**Dataset entries**
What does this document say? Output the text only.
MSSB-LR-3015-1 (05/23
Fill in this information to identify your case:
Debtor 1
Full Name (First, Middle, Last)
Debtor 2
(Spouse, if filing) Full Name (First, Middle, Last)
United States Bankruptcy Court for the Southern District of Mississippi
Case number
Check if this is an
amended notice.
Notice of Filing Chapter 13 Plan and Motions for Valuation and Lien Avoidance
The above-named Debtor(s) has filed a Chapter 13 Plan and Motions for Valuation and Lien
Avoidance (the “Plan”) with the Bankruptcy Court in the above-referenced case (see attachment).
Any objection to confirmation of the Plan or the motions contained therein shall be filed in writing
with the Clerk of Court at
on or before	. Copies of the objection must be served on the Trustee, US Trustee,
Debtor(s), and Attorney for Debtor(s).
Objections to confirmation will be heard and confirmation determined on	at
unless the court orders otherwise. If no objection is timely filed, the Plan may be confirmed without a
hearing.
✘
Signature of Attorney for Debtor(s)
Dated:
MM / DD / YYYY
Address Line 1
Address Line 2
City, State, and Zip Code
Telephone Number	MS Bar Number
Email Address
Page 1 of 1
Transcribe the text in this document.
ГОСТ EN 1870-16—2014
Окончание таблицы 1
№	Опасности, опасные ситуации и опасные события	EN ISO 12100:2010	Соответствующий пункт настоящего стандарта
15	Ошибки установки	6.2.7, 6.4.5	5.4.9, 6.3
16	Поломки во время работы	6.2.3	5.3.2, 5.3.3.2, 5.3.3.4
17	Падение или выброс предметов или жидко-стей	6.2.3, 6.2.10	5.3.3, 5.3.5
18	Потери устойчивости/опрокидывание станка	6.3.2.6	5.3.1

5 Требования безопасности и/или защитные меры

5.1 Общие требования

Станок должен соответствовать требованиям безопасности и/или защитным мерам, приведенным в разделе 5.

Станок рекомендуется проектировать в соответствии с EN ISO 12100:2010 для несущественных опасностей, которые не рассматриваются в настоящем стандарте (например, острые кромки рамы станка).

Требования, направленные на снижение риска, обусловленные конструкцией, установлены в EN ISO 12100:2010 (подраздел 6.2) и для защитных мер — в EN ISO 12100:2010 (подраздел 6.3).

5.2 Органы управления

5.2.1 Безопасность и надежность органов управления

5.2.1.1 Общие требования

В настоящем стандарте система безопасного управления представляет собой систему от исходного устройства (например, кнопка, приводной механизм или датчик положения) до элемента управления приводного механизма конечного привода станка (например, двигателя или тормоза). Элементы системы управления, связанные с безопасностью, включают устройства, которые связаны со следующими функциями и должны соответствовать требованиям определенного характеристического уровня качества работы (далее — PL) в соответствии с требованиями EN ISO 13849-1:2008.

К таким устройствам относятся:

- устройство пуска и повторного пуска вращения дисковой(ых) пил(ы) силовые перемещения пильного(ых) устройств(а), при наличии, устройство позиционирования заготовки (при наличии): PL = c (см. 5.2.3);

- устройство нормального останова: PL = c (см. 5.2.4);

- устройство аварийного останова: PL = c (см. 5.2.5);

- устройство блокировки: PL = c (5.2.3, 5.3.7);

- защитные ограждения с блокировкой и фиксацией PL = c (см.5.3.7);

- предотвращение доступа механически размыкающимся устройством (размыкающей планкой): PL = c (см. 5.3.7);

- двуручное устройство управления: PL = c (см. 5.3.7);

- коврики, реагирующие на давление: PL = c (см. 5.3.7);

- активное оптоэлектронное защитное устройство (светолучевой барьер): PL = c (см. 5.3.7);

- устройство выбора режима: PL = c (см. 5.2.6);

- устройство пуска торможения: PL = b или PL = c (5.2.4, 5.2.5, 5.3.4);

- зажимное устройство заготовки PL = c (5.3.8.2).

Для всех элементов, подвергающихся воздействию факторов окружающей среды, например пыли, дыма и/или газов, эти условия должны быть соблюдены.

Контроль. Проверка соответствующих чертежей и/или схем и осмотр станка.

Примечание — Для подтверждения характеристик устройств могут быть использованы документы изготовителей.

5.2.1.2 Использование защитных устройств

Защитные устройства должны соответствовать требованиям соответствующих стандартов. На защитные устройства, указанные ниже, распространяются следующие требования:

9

**Required task**
Write out every entry again exactly, please, with nothing missing.

**The completed task**
What does this document say? Output the text only.
MSSB-LR-3015-1 (05/23
Fill in this information to identify your case:
Debtor 1
Full Name (First, Middle, Last)
Debtor 2
(Spouse, if filing) Full Name (First, Middle, Last)
United States Bankruptcy Court for the Southern District of Mississippi
Case number
Check if this is an
amended notice.
Notice of Filing Chapter 13 Plan and Motions for Valuation and Lien Avoidance
The above-named Debtor(s) has filed a Chapter 13 Plan and Motions for Valuation and Lien
Avoidance (the “Plan”) with the Bankruptcy Court in the above-referenced case (see attachment).
Any objection to confirmation of the Plan or the motions contained therein shall be filed in writing
with the Clerk of Court at
on or before	. Copies of the objection must be served on the Trustee, US Trustee,
Debtor(s), and Attorney for Debtor(s).
Objections to confirmation will be heard and confirmation determined on	at
unless the court orders otherwise. If no objection is timely filed, the Plan may be confirmed without a
hearing.
✘
Signature of Attorney for Debtor(s)
Dated:
MM / DD / YYYY
Address Line 1
Address Line 2
City, State, and Zip Code
Telephone Number	MS Bar Number
Email Address
Page 1 of 1
Transcribe the text in this document.
ГОСТ EN 1870-16—2014
Окончание таблицы 1
№	Опасности, опасные ситуации и опасные события	EN ISO 12100:2010	Соответствующий пункт настоящего стандарта
15	Ошибки установки	6.2.7, 6.4.5	5.4.9, 6.3
16	Поломки во время работы	6.2.3	5.3.2, 5.3.3.2, 5.3.3.4
17	Падение или выброс предметов или жидко-стей	6.2.3, 6.2.10	5.3.3, 5.3.5
18	Потери устойчивости/опрокидывание станка	6.3.2.6	5.3.1

5 Требования безопасности и/или защитные меры

5.1 Общие требования

Станок должен соответствовать требованиям безопасности и/или защитным мерам, приведенным в разделе 5.

Станок рекомендуется проектировать в соответствии с EN ISO 12100:2010 для несущественных опасностей, которые не рассматриваются в настоящем стандарте (например, острые кромки рамы станка).

Требования, направленные на снижение риска, обусловленные конструкцией, установлены в EN ISO 12100:2010 (подраздел 6.2) и для защитных мер — в EN ISO 12100:2010 (подраздел 6.3).

5.2 Органы управления

5.2.1 Безопасность и надежность органов управления

5.2.1.1 Общие требования

В настоящем стандарте система безопасного управления представляет собой систему от исходного устройства (например, кнопка, приводной механизм или датчик положения) до элемента управления приводного механизма конечного привода станка (например, двигателя или тормоза). Элементы системы управления, связанные с безопасностью, включают устройства, которые связаны со следующими функциями и должны соответствовать требованиям определенного характеристического уровня качества работы (далее — PL) в соответствии с требованиями EN ISO 13849-1:2008.

К таким устройствам относятся:

- устройство пуска и повторного пуска вращения дисковой(ых) пил(ы) силовые перемещения пильного(ых) устройств(а), при наличии, устройство позиционирования заготовки (при наличии): PL = c (см. 5.2.3);

- устройство нормального останова: PL = c (см. 5.2.4);

- устройство аварийного останова: PL = c (см. 5.2.5);

- устройство блокировки: PL = c (5.2.3, 5.3.7);

- защитные ограждения с блокировкой и фиксацией PL = c (см.5.3.7);

- предотвращение доступа механически размыкающимся устройством (размыкающей планкой): PL = c (см. 5.3.7);

- двуручное устройство управления: PL = c (см. 5.3.7);

- коврики, реагирующие на давление: PL = c (см. 5.3.7);

- активное оптоэлектронное защитное устройство (светолучевой барьер): PL = c (см. 5.3.7);

- устройство выбора режима: PL = c (см. 5.2.6);

- устройство пуска торможения: PL = b или PL = c (5.2.4, 5.2.5, 5.3.4);

- зажимное устройство заготовки PL = c (5.3.8.2).

Для всех элементов, подвергающихся воздействию факторов окружающей среды, например пыли, дыма и/или газов, эти условия должны быть соблюдены.

Контроль. Проверка соответствующих чертежей и/или схем и осмотр станка.

Примечание — Для подтверждения характеристик устройств могут быть использованы документы изготовителей.

5.2.1.2 Использование защитных устройств

Защитные устройства должны соответствовать требованиям соответствующих стандартов. На защитные устройства, указанные ниже, распространяются следующие требования:

9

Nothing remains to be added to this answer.